- Challenge
Copy, from the entries below, each line in which the string "frames" appears.

** Begin Dataset excerpts **

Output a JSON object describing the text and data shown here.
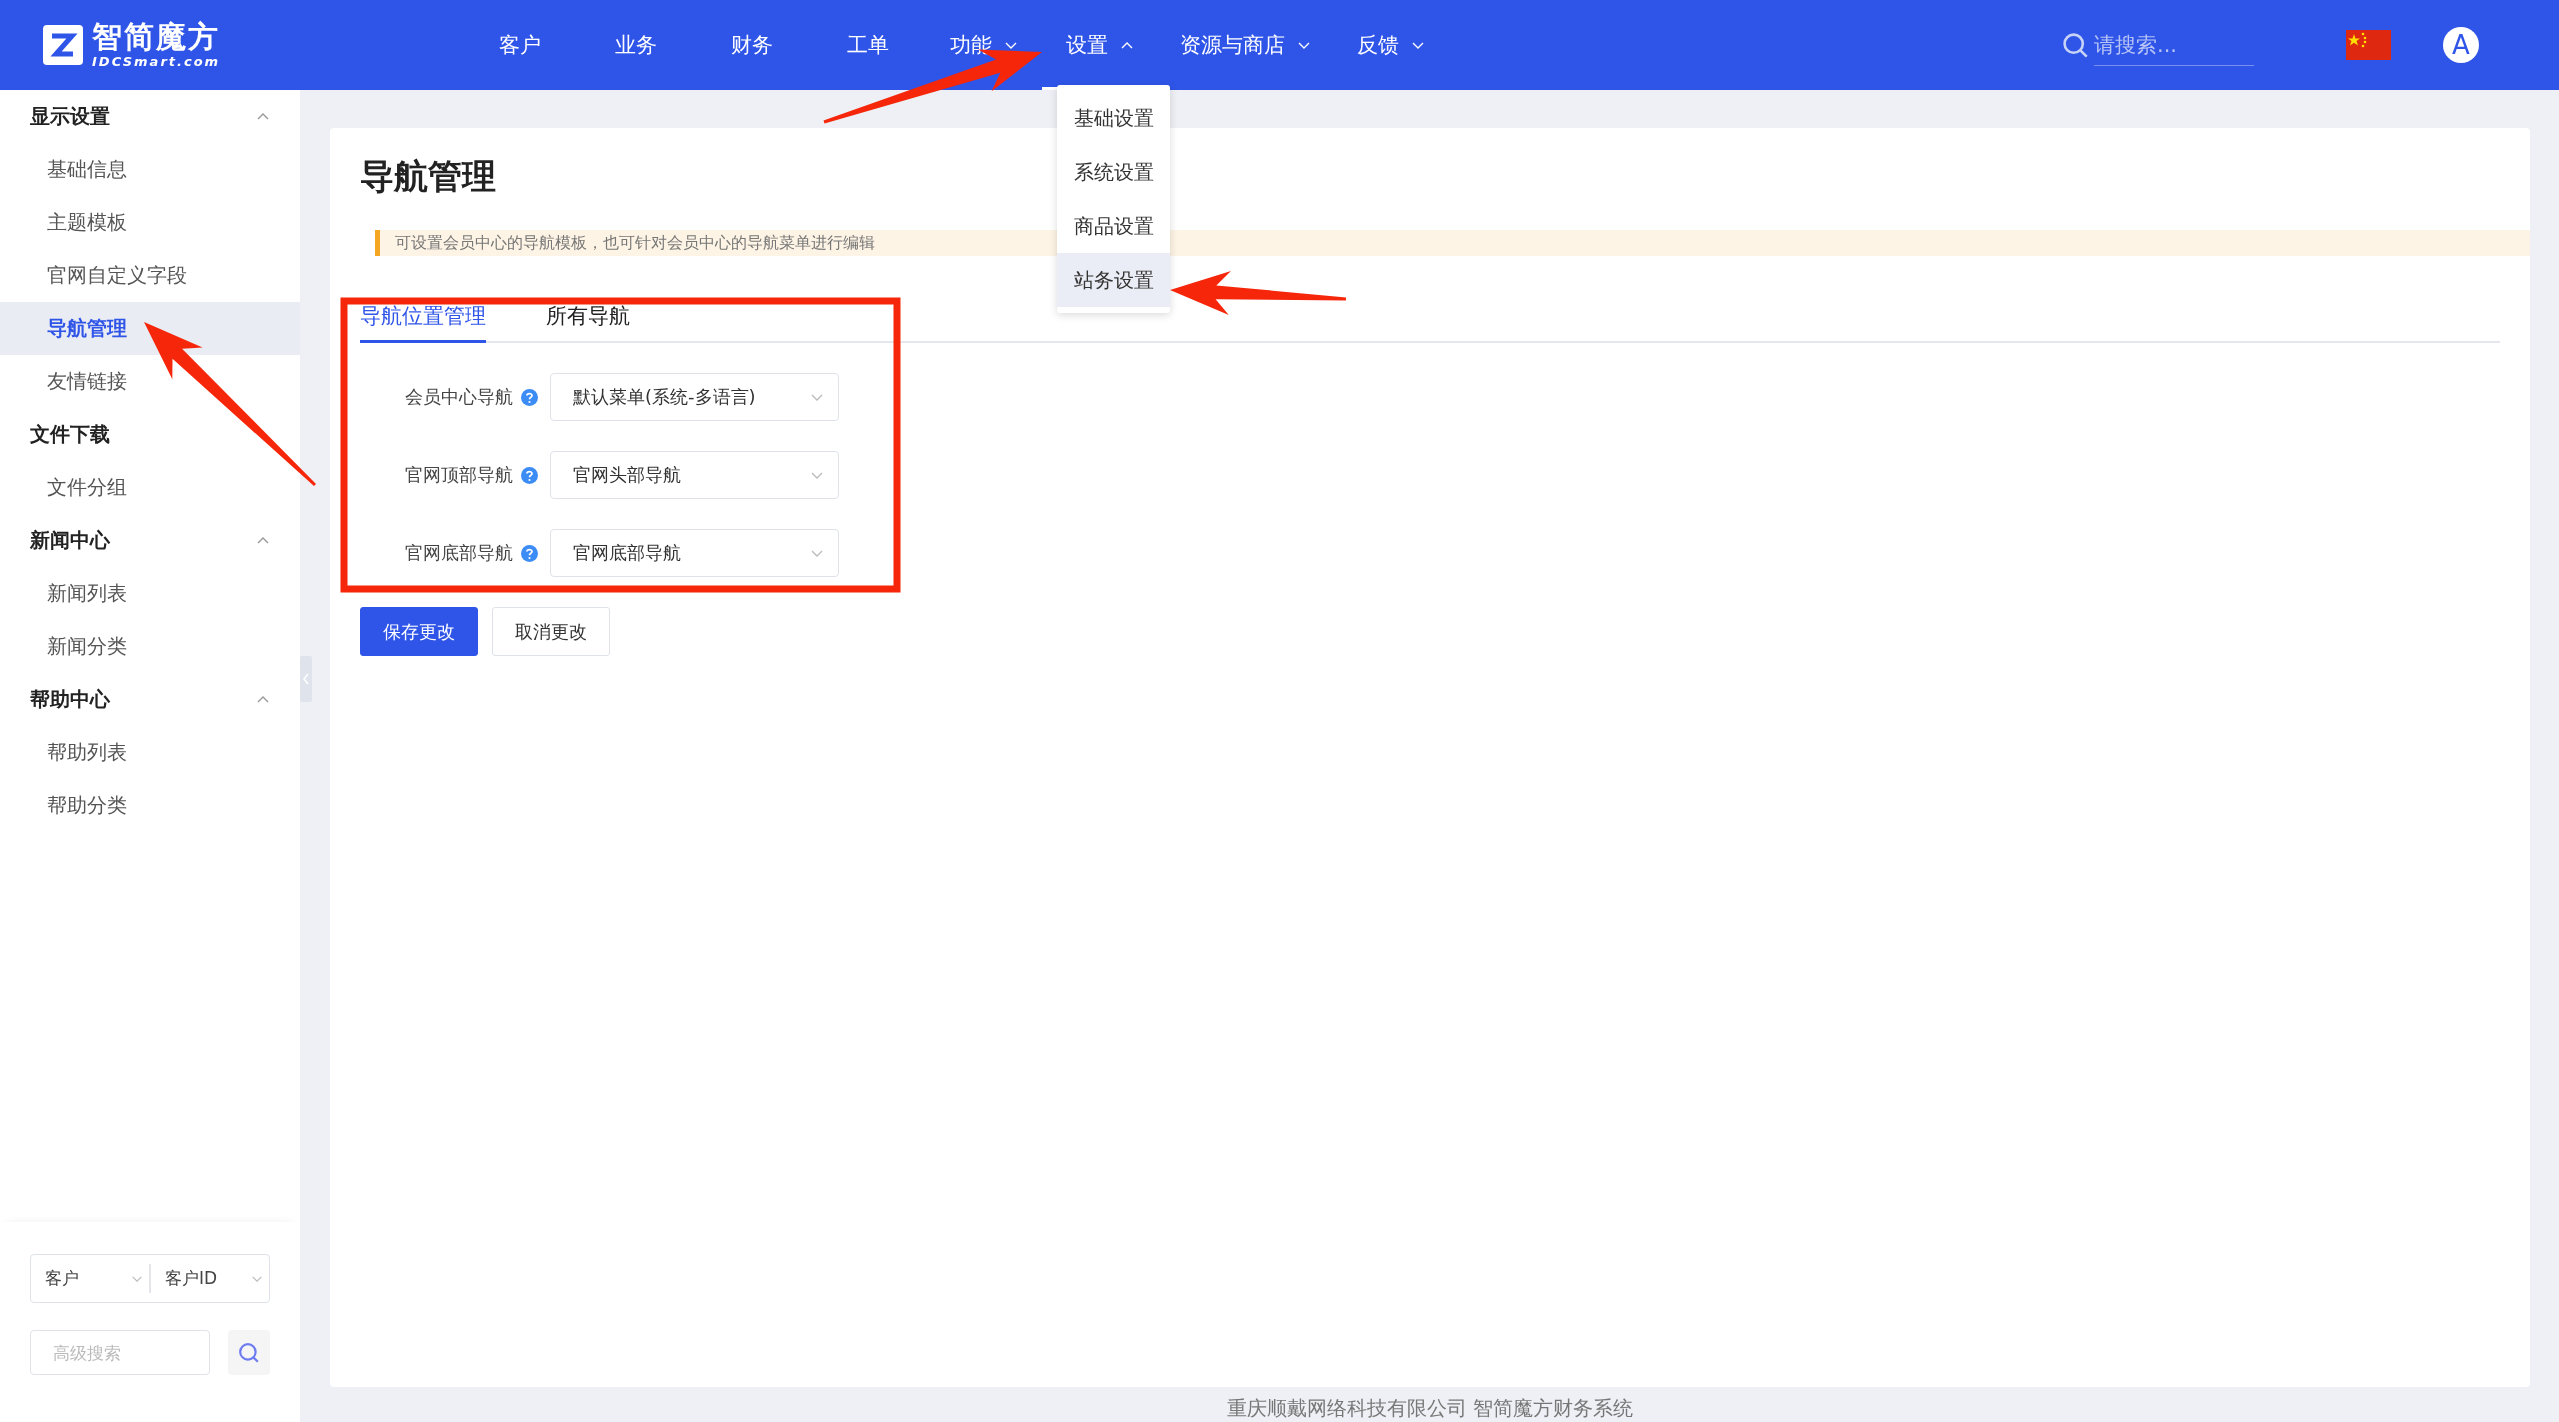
{
  "header": {
    "logo": {
      "name": "智简魔方",
      "domain": "IDCSmart.com"
    },
    "nav": [
      {
        "label": "客户",
        "kind": "link",
        "selected": false
      },
      {
        "label": "业务",
        "kind": "link",
        "selected": false
      },
      {
        "label": "财务",
        "kind": "link",
        "selected": false
      },
      {
        "label": "工单",
        "kind": "link",
        "selected": false
      },
      {
        "label": "功能",
        "kind": "menu",
        "expanded": false,
        "selected": false
      },
      {
        "label": "设置",
        "kind": "menu",
        "expanded": true,
        "selected": true
      },
      {
        "label": "资源与商店",
        "kind": "menu",
        "expanded": false,
        "selected": false
      },
      {
        "label": "反馈",
        "kind": "menu",
        "expanded": false,
        "selected": false
      }
    ],
    "search": {
      "placeholder": "请搜索..."
    },
    "avatar": "A"
  },
  "settings_menu": {
    "items": [
      {
        "label": "基础设置",
        "selected": false
      },
      {
        "label": "系统设置",
        "selected": false
      },
      {
        "label": "商品设置",
        "selected": false
      },
      {
        "label": "站务设置",
        "selected": true
      }
    ]
  },
  "sidebar": {
    "groups": [
      {
        "title": "显示设置",
        "kind": "collapsible",
        "expanded": true,
        "items": [
          {
            "label": "基础信息",
            "selected": false
          },
          {
            "label": "主题模板",
            "selected": false
          },
          {
            "label": "官网自定义字段",
            "selected": false
          },
          {
            "label": "导航管理",
            "selected": true
          },
          {
            "label": "友情链接",
            "selected": false
          }
        ]
      },
      {
        "title": "文件下载",
        "kind": "plain",
        "items": [
          {
            "label": "文件分组",
            "selected": false
          }
        ]
      },
      {
        "title": "新闻中心",
        "kind": "collapsible",
        "expanded": true,
        "items": [
          {
            "label": "新闻列表",
            "selected": false
          },
          {
            "label": "新闻分类",
            "selected": false
          }
        ]
      },
      {
        "title": "帮助中心",
        "kind": "collapsible",
        "expanded": true,
        "items": [
          {
            "label": "帮助列表",
            "selected": false
          },
          {
            "label": "帮助分类",
            "selected": false
          }
        ]
      }
    ],
    "search": {
      "scope": "客户",
      "field": "客户ID",
      "placeholder": "高级搜索"
    }
  },
  "page": {
    "title": "导航管理",
    "notice": "可设置会员中心的导航模板，也可针对会员中心的导航菜单进行编辑",
    "tabs": [
      {
        "label": "导航位置管理",
        "selected": true
      },
      {
        "label": "所有导航",
        "selected": false
      }
    ],
    "fields": [
      {
        "label": "会员中心导航",
        "value": "默认菜单(系统-多语言)"
      },
      {
        "label": "官网顶部导航",
        "value": "官网头部导航"
      },
      {
        "label": "官网底部导航",
        "value": "官网底部导航"
      }
    ],
    "buttons": [
      {
        "label": "保存更改",
        "kind": "primary"
      },
      {
        "label": "取消更改",
        "kind": "default"
      }
    ]
  },
  "footer": "重庆顺戴网络科技有限公司 智简魔方财务系统",
  "annotations": [
    {
      "kind": "box"
    },
    {
      "kind": "arrow"
    },
    {
      "kind": "arrow"
    },
    {
      "kind": "arrow"
    }
  ]
}
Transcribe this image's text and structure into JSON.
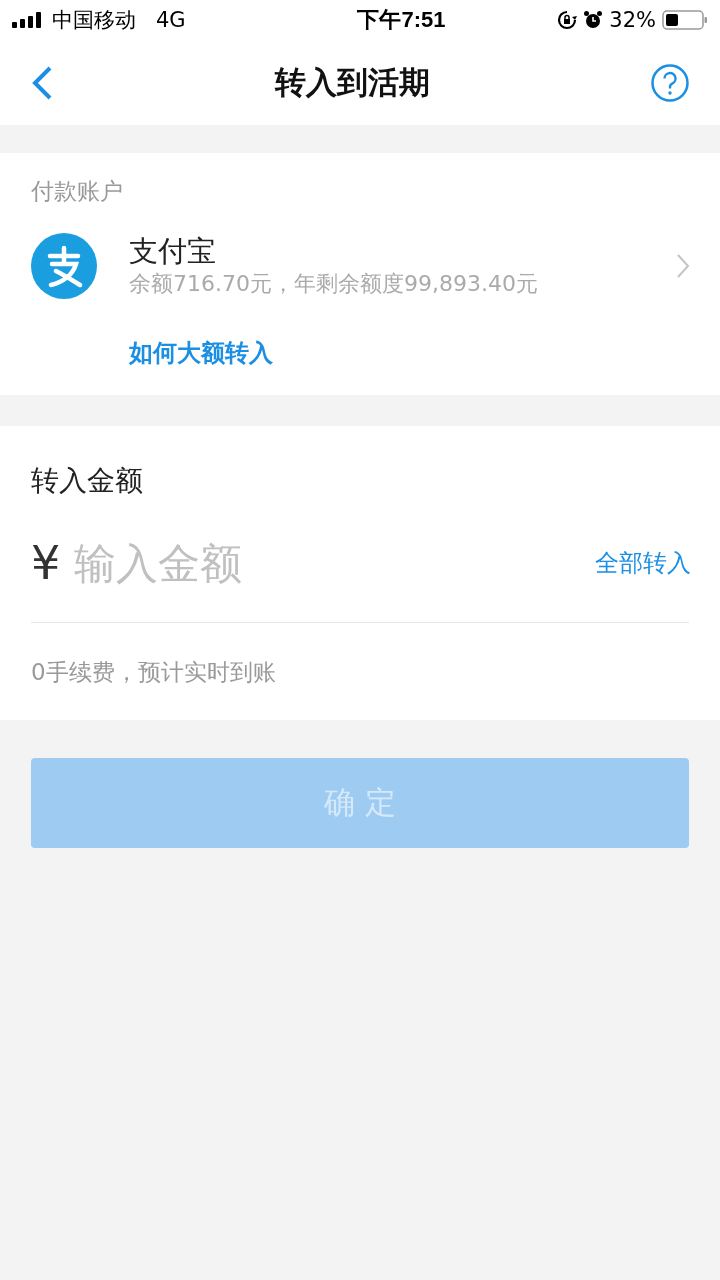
{
  "status_bar": {
    "carrier": "中国移动",
    "network": "4G",
    "time": "下午7:51",
    "battery": "32%"
  },
  "nav": {
    "title": "转入到活期"
  },
  "payment_account": {
    "label": "付款账户",
    "name": "支付宝",
    "detail": "余额716.70元，年剩余额度99,893.40元",
    "link": "如何大额转入"
  },
  "amount": {
    "label": "转入金额",
    "currency": "¥",
    "placeholder": "输入金额",
    "all_button": "全部转入",
    "note": "0手续费，预计实时到账"
  },
  "confirm": {
    "label": "确 定",
    "disabled": true
  }
}
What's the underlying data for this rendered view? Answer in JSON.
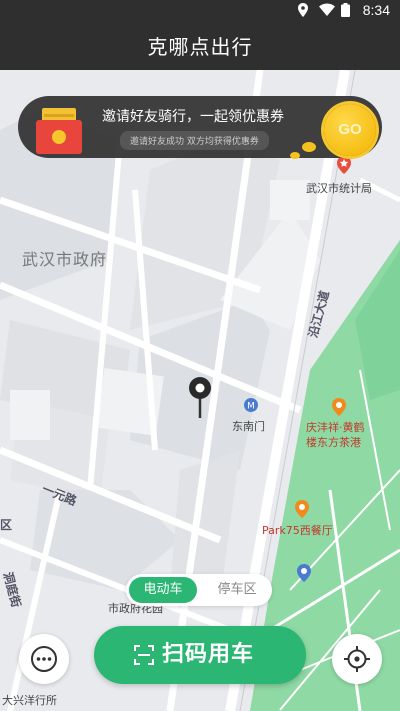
{
  "status_bar": {
    "time": "8:34",
    "icons": [
      "location-icon",
      "wifi-icon",
      "battery-icon"
    ]
  },
  "title_bar": {
    "title": "克哪点出行"
  },
  "promo_banner": {
    "title": "邀请好友骑行，一起领优惠券",
    "subtitle": "邀请好友成功 双方均获得优惠券",
    "go_label": "GO"
  },
  "map": {
    "labels": {
      "gov": "武汉市政府",
      "stats_bureau": "武汉市统计局",
      "yanjiang": "沿江大道",
      "dongnanmen": "东南门",
      "qingfeng": "庆沣祥·黄鹤",
      "qingfeng2": "楼东方茶港",
      "park75": "Park75西餐厅",
      "yiyuan": "一元路",
      "qu": "区",
      "hetang": "洞庭街",
      "park_cut": "市政府花园",
      "xingyang": "大兴洋行所"
    }
  },
  "mode_toggle": {
    "active": "电动车",
    "inactive": "停车区"
  },
  "actions": {
    "scan_label": "扫码用车"
  },
  "colors": {
    "accent": "#2bb673",
    "bar": "#2f2f2f",
    "park": "#7fd39a",
    "map_bg": "#e9ebee"
  }
}
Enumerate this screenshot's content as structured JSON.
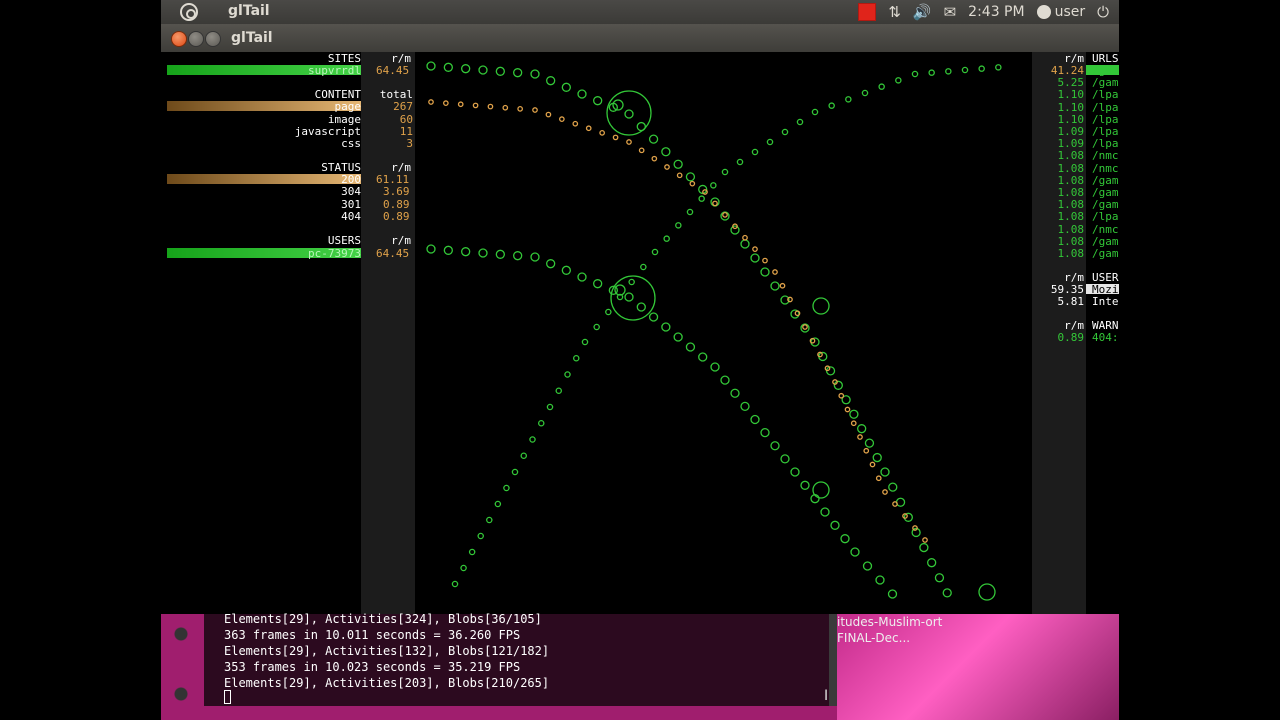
{
  "top_panel": {
    "app_name": "glTail",
    "clock": "2:43 PM",
    "user": "user"
  },
  "window": {
    "title": "glTail"
  },
  "left": {
    "sites": {
      "header": "SITES",
      "rm_header": "r/m",
      "items": [
        {
          "label": "supvrrdl",
          "value": "64.45",
          "bar": 0.9
        }
      ]
    },
    "content": {
      "header": "CONTENT",
      "rm_header": "total",
      "items": [
        {
          "label": "page",
          "value": "267"
        },
        {
          "label": "image",
          "value": "60"
        },
        {
          "label": "javascript",
          "value": "11"
        },
        {
          "label": "css",
          "value": "3"
        }
      ]
    },
    "status": {
      "header": "STATUS",
      "rm_header": "r/m",
      "items": [
        {
          "label": "200",
          "value": "61.11"
        },
        {
          "label": "304",
          "value": "3.69"
        },
        {
          "label": "301",
          "value": "0.89"
        },
        {
          "label": "404",
          "value": "0.89"
        }
      ]
    },
    "users": {
      "header": "USERS",
      "rm_header": "r/m",
      "items": [
        {
          "label": "pc-73973",
          "value": "64.45"
        }
      ]
    }
  },
  "right": {
    "urls": {
      "rm_header": "r/m",
      "header": "URLS",
      "items": [
        {
          "value": "41.24",
          "label": "/gam"
        },
        {
          "value": "5.25",
          "label": "/gam"
        },
        {
          "value": "1.10",
          "label": "/lpa"
        },
        {
          "value": "1.10",
          "label": "/lpa"
        },
        {
          "value": "1.10",
          "label": "/lpa"
        },
        {
          "value": "1.09",
          "label": "/lpa"
        },
        {
          "value": "1.09",
          "label": "/lpa"
        },
        {
          "value": "1.08",
          "label": "/nmc"
        },
        {
          "value": "1.08",
          "label": "/nmc"
        },
        {
          "value": "1.08",
          "label": "/gam"
        },
        {
          "value": "1.08",
          "label": "/gam"
        },
        {
          "value": "1.08",
          "label": "/gam"
        },
        {
          "value": "1.08",
          "label": "/lpa"
        },
        {
          "value": "1.08",
          "label": "/nmc"
        },
        {
          "value": "1.08",
          "label": "/gam"
        },
        {
          "value": "1.08",
          "label": "/gam"
        }
      ]
    },
    "user_agents": {
      "rm_header": "r/m",
      "header": "USER",
      "items": [
        {
          "value": "59.35",
          "label": "Mozi"
        },
        {
          "value": "5.81",
          "label": "Inte"
        }
      ]
    },
    "warnings": {
      "rm_header": "r/m",
      "header": "WARN",
      "items": [
        {
          "value": "0.89",
          "label": "404:"
        }
      ]
    }
  },
  "terminal": {
    "lines": [
      "Elements[29], Activities[324], Blobs[36/105]",
      "363 frames in 10.011 seconds = 36.260 FPS",
      "Elements[29], Activities[132], Blobs[121/182]",
      "353 frames in 10.023 seconds = 35.219 FPS",
      "Elements[29], Activities[203], Blobs[210/265]"
    ]
  },
  "background_window": {
    "filename": "itudes-Muslim-ort FINAL-Dec..."
  },
  "colors": {
    "green": "#33c738",
    "amber": "#e0a24a",
    "panel": "#3c3b37"
  }
}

** End Dataset excerpts **

- The result
      "363 frames in 10.011 seconds = 36.260 FPS",
      "353 frames in 10.023 seconds = 35.219 FPS",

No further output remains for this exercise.